== Input for this task ==

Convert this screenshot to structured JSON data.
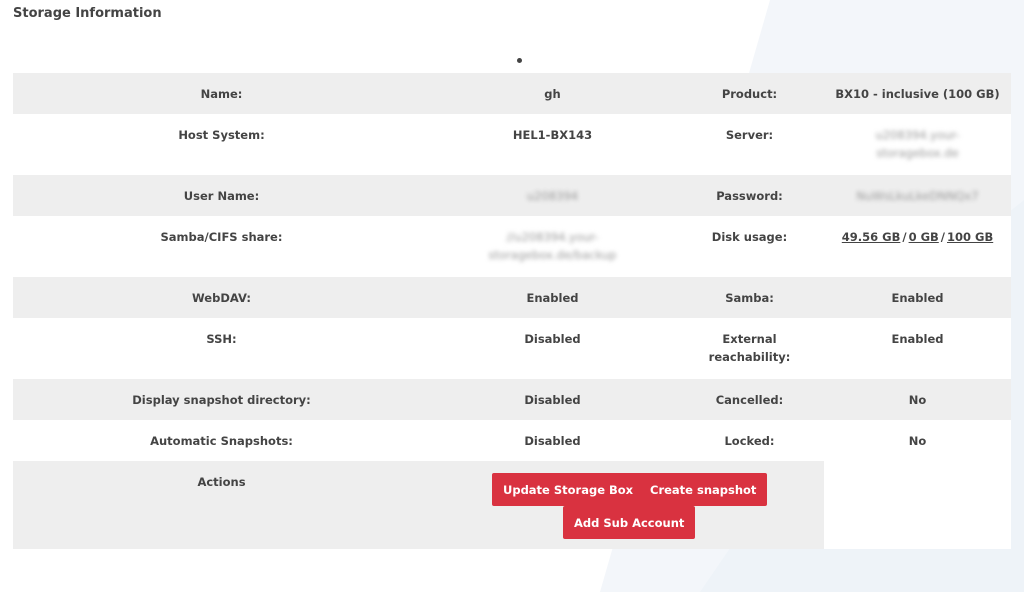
{
  "section_title": "Storage Information",
  "rows": [
    {
      "label1": "Name:",
      "value1": "gh",
      "label2": "Product:",
      "value2": "BX10 - inclusive (100 GB)"
    },
    {
      "label1": "Host System:",
      "value1": "HEL1-BX143",
      "label2": "Server:",
      "value2": "u208394.your-storagebox.de"
    },
    {
      "label1": "User Name:",
      "value1": "u208394",
      "label2": "Password:",
      "value2": "NuWsLkuLkeDNNQx7"
    },
    {
      "label1": "Samba/CIFS share:",
      "value1": "//u208394.your-storagebox.de/backup",
      "label2": "Disk usage:",
      "value2": ""
    },
    {
      "label1": "WebDAV:",
      "value1": "Enabled",
      "label2": "Samba:",
      "value2": "Enabled"
    },
    {
      "label1": "SSH:",
      "value1": "Disabled",
      "label2": "External reachability:",
      "value2": "Enabled"
    },
    {
      "label1": "Display snapshot directory:",
      "value1": "Disabled",
      "label2": "Cancelled:",
      "value2": "No"
    },
    {
      "label1": "Automatic Snapshots:",
      "value1": "Disabled",
      "label2": "Locked:",
      "value2": "No"
    }
  ],
  "disk_usage": {
    "used": "49.56 GB",
    "snapshots": "0 GB",
    "total": "100 GB",
    "separator": "/"
  },
  "actions": {
    "label": "Actions",
    "update_storage_box": "Update Storage Box",
    "create_snapshot": "Create snapshot",
    "add_sub_account": "Add Sub Account"
  },
  "colors": {
    "button": "#d93240",
    "row_shade": "#eeeeee"
  }
}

== Written problem ==
Identify the lines of the data that contain the word "your". Copy each of them.

== Finished answer ==
      "value2": "u208394.your-storagebox.de"
      "value1": "//u208394.your-storagebox.de/backup",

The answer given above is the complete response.